** Start of Information provided **

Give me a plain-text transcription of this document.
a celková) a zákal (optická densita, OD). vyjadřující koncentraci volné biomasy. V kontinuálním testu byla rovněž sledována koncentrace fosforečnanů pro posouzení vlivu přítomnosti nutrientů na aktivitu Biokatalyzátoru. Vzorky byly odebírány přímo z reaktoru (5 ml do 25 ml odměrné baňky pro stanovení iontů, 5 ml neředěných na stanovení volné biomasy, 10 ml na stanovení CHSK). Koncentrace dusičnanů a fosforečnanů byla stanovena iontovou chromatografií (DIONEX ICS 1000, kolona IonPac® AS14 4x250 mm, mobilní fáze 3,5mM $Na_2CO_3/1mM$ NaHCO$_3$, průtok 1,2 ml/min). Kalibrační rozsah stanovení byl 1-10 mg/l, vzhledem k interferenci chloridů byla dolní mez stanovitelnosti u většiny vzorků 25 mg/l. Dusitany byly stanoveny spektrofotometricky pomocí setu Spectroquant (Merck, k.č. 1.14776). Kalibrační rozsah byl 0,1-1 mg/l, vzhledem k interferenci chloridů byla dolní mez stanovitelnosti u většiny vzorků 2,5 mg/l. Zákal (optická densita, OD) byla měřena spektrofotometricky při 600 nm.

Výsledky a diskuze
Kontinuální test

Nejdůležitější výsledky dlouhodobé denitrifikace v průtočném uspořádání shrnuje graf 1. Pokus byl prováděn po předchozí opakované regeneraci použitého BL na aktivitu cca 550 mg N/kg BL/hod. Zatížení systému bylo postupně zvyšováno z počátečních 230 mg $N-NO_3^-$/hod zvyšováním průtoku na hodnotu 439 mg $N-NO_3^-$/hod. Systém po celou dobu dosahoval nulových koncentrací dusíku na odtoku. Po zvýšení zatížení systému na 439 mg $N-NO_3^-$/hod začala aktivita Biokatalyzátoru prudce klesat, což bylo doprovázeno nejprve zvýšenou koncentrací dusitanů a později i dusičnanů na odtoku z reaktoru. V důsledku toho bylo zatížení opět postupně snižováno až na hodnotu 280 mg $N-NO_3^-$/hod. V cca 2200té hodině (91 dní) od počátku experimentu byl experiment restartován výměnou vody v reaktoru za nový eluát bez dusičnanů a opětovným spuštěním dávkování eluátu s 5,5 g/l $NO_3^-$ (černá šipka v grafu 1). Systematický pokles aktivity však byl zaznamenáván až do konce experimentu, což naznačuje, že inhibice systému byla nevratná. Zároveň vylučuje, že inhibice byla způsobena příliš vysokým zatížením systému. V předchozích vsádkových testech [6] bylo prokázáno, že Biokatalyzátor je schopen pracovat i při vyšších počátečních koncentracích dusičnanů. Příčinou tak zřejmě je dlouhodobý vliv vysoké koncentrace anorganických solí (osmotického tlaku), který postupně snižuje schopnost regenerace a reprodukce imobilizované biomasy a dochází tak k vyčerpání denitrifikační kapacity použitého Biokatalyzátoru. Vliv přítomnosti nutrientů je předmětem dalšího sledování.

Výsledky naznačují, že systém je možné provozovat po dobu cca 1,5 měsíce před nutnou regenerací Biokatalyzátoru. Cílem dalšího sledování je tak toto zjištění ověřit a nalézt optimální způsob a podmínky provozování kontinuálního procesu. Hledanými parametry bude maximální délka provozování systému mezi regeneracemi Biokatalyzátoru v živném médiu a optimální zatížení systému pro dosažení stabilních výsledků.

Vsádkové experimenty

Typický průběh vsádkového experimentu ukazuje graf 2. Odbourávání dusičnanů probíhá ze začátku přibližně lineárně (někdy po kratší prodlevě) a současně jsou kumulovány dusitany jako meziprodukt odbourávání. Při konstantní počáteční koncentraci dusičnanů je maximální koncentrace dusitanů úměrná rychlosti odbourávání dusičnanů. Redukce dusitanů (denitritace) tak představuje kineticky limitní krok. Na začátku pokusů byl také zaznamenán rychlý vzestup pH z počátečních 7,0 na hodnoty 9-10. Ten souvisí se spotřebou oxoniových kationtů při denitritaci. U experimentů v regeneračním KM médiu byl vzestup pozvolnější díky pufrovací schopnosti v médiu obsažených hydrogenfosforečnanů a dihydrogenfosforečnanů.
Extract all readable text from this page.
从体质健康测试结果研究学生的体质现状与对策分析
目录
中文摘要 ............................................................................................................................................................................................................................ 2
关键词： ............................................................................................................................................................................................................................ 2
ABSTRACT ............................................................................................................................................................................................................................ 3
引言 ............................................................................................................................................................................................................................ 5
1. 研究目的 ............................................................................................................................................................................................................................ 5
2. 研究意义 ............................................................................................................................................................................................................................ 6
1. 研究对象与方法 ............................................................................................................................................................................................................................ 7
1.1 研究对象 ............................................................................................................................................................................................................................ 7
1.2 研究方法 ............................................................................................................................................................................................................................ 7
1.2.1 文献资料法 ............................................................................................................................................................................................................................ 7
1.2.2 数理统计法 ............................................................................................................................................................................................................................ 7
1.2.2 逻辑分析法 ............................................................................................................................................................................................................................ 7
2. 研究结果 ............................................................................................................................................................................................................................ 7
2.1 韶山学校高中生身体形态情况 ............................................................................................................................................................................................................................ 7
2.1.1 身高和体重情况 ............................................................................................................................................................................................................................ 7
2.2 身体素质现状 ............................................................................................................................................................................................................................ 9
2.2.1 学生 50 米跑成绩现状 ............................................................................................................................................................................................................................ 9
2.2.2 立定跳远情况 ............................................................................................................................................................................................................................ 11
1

** End of Information provided **

■ Exercise
Write all of the records out again exactly.

■ Result below
Give me a plain-text transcription of this document.
a celková) a zákal (optická densita, OD). vyjadřující koncentraci volné biomasy. V kontinuálním testu byla rovněž sledována koncentrace fosforečnanů pro posouzení vlivu přítomnosti nutrientů na aktivitu Biokatalyzátoru. Vzorky byly odebírány přímo z reaktoru (5 ml do 25 ml odměrné baňky pro stanovení iontů, 5 ml neředěných na stanovení volné biomasy, 10 ml na stanovení CHSK). Koncentrace dusičnanů a fosforečnanů byla stanovena iontovou chromatografií (DIONEX ICS 1000, kolona IonPac® AS14 4x250 mm, mobilní fáze 3,5mM $Na_2CO_3/1mM$ NaHCO$_3$, průtok 1,2 ml/min). Kalibrační rozsah stanovení byl 1-10 mg/l, vzhledem k interferenci chloridů byla dolní mez stanovitelnosti u většiny vzorků 25 mg/l. Dusitany byly stanoveny spektrofotometricky pomocí setu Spectroquant (Merck, k.č. 1.14776). Kalibrační rozsah byl 0,1-1 mg/l, vzhledem k interferenci chloridů byla dolní mez stanovitelnosti u většiny vzorků 2,5 mg/l. Zákal (optická densita, OD) byla měřena spektrofotometricky při 600 nm.

Výsledky a diskuze
Kontinuální test

Nejdůležitější výsledky dlouhodobé denitrifikace v průtočném uspořádání shrnuje graf 1. Pokus byl prováděn po předchozí opakované regeneraci použitého BL na aktivitu cca 550 mg N/kg BL/hod. Zatížení systému bylo postupně zvyšováno z počátečních 230 mg $N-NO_3^-$/hod zvyšováním průtoku na hodnotu 439 mg $N-NO_3^-$/hod. Systém po celou dobu dosahoval nulových koncentrací dusíku na odtoku. Po zvýšení zatížení systému na 439 mg $N-NO_3^-$/hod začala aktivita Biokatalyzátoru prudce klesat, což bylo doprovázeno nejprve zvýšenou koncentrací dusitanů a později i dusičnanů na odtoku z reaktoru. V důsledku toho bylo zatížení opět postupně snižováno až na hodnotu 280 mg $N-NO_3^-$/hod. V cca 2200té hodině (91 dní) od počátku experimentu byl experiment restartován výměnou vody v reaktoru za nový eluát bez dusičnanů a opětovným spuštěním dávkování eluátu s 5,5 g/l $NO_3^-$ (černá šipka v grafu 1). Systematický pokles aktivity však byl zaznamenáván až do konce experimentu, což naznačuje, že inhibice systému byla nevratná. Zároveň vylučuje, že inhibice byla způsobena příliš vysokým zatížením systému. V předchozích vsádkových testech [6] bylo prokázáno, že Biokatalyzátor je schopen pracovat i při vyšších počátečních koncentracích dusičnanů. Příčinou tak zřejmě je dlouhodobý vliv vysoké koncentrace anorganických solí (osmotického tlaku), který postupně snižuje schopnost regenerace a reprodukce imobilizované biomasy a dochází tak k vyčerpání denitrifikační kapacity použitého Biokatalyzátoru. Vliv přítomnosti nutrientů je předmětem dalšího sledování.

Výsledky naznačují, že systém je možné provozovat po dobu cca 1,5 měsíce před nutnou regenerací Biokatalyzátoru. Cílem dalšího sledování je tak toto zjištění ověřit a nalézt optimální způsob a podmínky provozování kontinuálního procesu. Hledanými parametry bude maximální délka provozování systému mezi regeneracemi Biokatalyzátoru v živném médiu a optimální zatížení systému pro dosažení stabilních výsledků.

Vsádkové experimenty

Typický průběh vsádkového experimentu ukazuje graf 2. Odbourávání dusičnanů probíhá ze začátku přibližně lineárně (někdy po kratší prodlevě) a současně jsou kumulovány dusitany jako meziprodukt odbourávání. Při konstantní počáteční koncentraci dusičnanů je maximální koncentrace dusitanů úměrná rychlosti odbourávání dusičnanů. Redukce dusitanů (denitritace) tak představuje kineticky limitní krok. Na začátku pokusů byl také zaznamenán rychlý vzestup pH z počátečních 7,0 na hodnoty 9-10. Ten souvisí se spotřebou oxoniových kationtů při denitritaci. U experimentů v regeneračním KM médiu byl vzestup pozvolnější díky pufrovací schopnosti v médiu obsažených hydrogenfosforečnanů a dihydrogenfosforečnanů.
Extract all readable text from this page.
从体质健康测试结果研究学生的体质现状与对策分析
目录
中文摘要 ............................................................................................................................................................................................................................ 2
关键词： ............................................................................................................................................................................................................................ 2
ABSTRACT ............................................................................................................................................................................................................................ 3
引言 ............................................................................................................................................................................................................................ 5
1. 研究目的 ............................................................................................................................................................................................................................ 5
2. 研究意义 ............................................................................................................................................................................................................................ 6
1. 研究对象与方法 ............................................................................................................................................................................................................................ 7
1.1 研究对象 ............................................................................................................................................................................................................................ 7
1.2 研究方法 ............................................................................................................................................................................................................................ 7
1.2.1 文献资料法 ............................................................................................................................................................................................................................ 7
1.2.2 数理统计法 ............................................................................................................................................................................................................................ 7
1.2.2 逻辑分析法 ............................................................................................................................................................................................................................ 7
2. 研究结果 ............................................................................................................................................................................................................................ 7
2.1 韶山学校高中生身体形态情况 ............................................................................................................................................................................................................................ 7
2.1.1 身高和体重情况 ............................................................................................................................................................................................................................ 7
2.2 身体素质现状 ............................................................................................................................................................................................................................ 9
2.2.1 学生 50 米跑成绩现状 ............................................................................................................................................................................................................................ 9
2.2.2 立定跳远情况 ............................................................................................................................................................................................................................ 11
1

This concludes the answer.